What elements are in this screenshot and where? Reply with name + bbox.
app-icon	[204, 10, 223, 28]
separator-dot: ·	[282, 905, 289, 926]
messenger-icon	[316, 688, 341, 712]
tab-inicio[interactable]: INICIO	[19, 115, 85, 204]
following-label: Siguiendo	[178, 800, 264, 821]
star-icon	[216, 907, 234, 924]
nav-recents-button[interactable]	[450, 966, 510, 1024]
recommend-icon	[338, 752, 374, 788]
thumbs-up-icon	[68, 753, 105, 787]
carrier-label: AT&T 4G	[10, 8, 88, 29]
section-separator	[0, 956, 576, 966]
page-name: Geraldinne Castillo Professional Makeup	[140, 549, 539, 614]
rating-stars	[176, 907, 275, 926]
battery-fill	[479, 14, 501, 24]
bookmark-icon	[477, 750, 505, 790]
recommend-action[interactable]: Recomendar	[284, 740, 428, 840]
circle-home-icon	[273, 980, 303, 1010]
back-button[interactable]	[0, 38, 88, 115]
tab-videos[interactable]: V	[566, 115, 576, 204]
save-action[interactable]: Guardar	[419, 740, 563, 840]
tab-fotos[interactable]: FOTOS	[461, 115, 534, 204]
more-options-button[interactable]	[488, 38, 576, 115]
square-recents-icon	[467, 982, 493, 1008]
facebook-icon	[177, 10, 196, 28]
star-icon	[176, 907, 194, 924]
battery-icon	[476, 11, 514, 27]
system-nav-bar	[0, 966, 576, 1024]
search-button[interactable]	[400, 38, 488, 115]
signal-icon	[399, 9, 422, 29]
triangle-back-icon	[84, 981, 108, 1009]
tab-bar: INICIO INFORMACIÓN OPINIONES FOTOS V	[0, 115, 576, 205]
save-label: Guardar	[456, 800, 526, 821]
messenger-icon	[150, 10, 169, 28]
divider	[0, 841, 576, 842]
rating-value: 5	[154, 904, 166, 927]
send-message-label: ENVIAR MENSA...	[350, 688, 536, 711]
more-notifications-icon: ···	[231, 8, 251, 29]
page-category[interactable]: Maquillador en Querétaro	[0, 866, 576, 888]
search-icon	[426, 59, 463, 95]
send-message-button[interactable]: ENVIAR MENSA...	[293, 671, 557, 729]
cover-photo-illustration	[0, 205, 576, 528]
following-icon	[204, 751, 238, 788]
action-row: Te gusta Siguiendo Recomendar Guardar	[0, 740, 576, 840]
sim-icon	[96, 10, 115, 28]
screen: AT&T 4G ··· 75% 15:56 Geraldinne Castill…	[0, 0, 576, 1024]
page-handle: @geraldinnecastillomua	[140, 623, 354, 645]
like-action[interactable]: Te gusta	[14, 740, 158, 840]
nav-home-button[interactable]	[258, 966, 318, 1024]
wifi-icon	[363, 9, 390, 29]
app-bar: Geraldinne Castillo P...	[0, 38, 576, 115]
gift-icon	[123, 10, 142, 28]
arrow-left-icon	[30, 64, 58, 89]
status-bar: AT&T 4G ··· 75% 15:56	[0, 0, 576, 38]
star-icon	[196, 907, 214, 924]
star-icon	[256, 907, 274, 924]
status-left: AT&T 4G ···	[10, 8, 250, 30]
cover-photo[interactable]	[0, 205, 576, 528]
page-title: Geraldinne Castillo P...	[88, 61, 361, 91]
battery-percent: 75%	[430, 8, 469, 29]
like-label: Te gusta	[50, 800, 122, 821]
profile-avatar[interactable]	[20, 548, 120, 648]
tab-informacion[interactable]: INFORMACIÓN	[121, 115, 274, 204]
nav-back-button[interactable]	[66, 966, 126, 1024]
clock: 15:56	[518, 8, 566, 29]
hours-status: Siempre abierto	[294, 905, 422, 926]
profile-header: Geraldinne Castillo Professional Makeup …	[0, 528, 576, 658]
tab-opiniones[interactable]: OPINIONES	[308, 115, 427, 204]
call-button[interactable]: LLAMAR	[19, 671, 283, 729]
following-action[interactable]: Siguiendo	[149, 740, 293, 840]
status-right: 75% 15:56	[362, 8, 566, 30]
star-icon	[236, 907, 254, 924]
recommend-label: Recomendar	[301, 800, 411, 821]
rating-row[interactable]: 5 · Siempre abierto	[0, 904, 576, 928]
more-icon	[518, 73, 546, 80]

> **Work instructions**
Please repeat every line of the records above, unchanged.

> **Final answer**
What elements are in this screenshot and where? Reply with name + bbox.
app-icon	[204, 10, 223, 28]
separator-dot: ·	[282, 905, 289, 926]
messenger-icon	[316, 688, 341, 712]
tab-inicio[interactable]: INICIO	[19, 115, 85, 204]
following-label: Siguiendo	[178, 800, 264, 821]
star-icon	[216, 907, 234, 924]
nav-recents-button[interactable]	[450, 966, 510, 1024]
recommend-icon	[338, 752, 374, 788]
thumbs-up-icon	[68, 753, 105, 787]
carrier-label: AT&T 4G	[10, 8, 88, 29]
section-separator	[0, 956, 576, 966]
page-name: Geraldinne Castillo Professional Makeup	[140, 549, 539, 614]
rating-stars	[176, 907, 275, 926]
battery-fill	[479, 14, 501, 24]
bookmark-icon	[477, 750, 505, 790]
recommend-action[interactable]: Recomendar	[284, 740, 428, 840]
circle-home-icon	[273, 980, 303, 1010]
back-button[interactable]	[0, 38, 88, 115]
tab-videos[interactable]: V	[566, 115, 576, 204]
save-action[interactable]: Guardar	[419, 740, 563, 840]
tab-fotos[interactable]: FOTOS	[461, 115, 534, 204]
more-options-button[interactable]	[488, 38, 576, 115]
square-recents-icon	[467, 982, 493, 1008]
facebook-icon	[177, 10, 196, 28]
star-icon	[176, 907, 194, 924]
battery-icon	[476, 11, 514, 27]
system-nav-bar	[0, 966, 576, 1024]
search-button[interactable]	[400, 38, 488, 115]
signal-icon	[399, 9, 422, 29]
triangle-back-icon	[84, 981, 108, 1009]
tab-bar: INICIO INFORMACIÓN OPINIONES FOTOS V	[0, 115, 576, 205]
save-label: Guardar	[456, 800, 526, 821]
messenger-icon	[150, 10, 169, 28]
divider	[0, 841, 576, 842]
rating-value: 5	[154, 904, 166, 927]
send-message-label: ENVIAR MENSA...	[350, 688, 536, 711]
more-notifications-icon: ···	[231, 8, 251, 29]
page-category[interactable]: Maquillador en Querétaro	[0, 866, 576, 888]
search-icon	[426, 59, 463, 95]
send-message-button[interactable]: ENVIAR MENSA...	[293, 671, 557, 729]
cover-photo-illustration	[0, 205, 576, 528]
following-icon	[204, 751, 238, 788]
action-row: Te gusta Siguiendo Recomendar Guardar	[0, 740, 576, 840]
sim-icon	[96, 10, 115, 28]
screen: AT&T 4G ··· 75% 15:56 Geraldinne Castill…	[0, 0, 576, 1024]
page-handle: @geraldinnecastillomua	[140, 623, 354, 645]
like-action[interactable]: Te gusta	[14, 740, 158, 840]
nav-home-button[interactable]	[258, 966, 318, 1024]
wifi-icon	[363, 9, 390, 29]
app-bar: Geraldinne Castillo P...	[0, 38, 576, 115]
gift-icon	[123, 10, 142, 28]
arrow-left-icon	[30, 64, 58, 89]
status-bar: AT&T 4G ··· 75% 15:56	[0, 0, 576, 38]
star-icon	[196, 907, 214, 924]
star-icon	[256, 907, 274, 924]
status-left: AT&T 4G ···	[10, 8, 250, 30]
cover-photo[interactable]	[0, 205, 576, 528]
page-title: Geraldinne Castillo P...	[88, 61, 361, 91]
battery-percent: 75%	[430, 8, 469, 29]
like-label: Te gusta	[50, 800, 122, 821]
profile-avatar[interactable]	[20, 548, 120, 648]
tab-informacion[interactable]: INFORMACIÓN	[121, 115, 274, 204]
nav-back-button[interactable]	[66, 966, 126, 1024]
clock: 15:56	[518, 8, 566, 29]
hours-status: Siempre abierto	[294, 905, 422, 926]
profile-header: Geraldinne Castillo Professional Makeup …	[0, 528, 576, 658]
tab-opiniones[interactable]: OPINIONES	[308, 115, 427, 204]
call-button[interactable]: LLAMAR	[19, 671, 283, 729]
following-action[interactable]: Siguiendo	[149, 740, 293, 840]
status-right: 75% 15:56	[362, 8, 566, 30]
star-icon	[236, 907, 254, 924]
recommend-label: Recomendar	[301, 800, 411, 821]
rating-row[interactable]: 5 · Siempre abierto	[0, 904, 576, 928]
more-icon	[518, 73, 546, 80]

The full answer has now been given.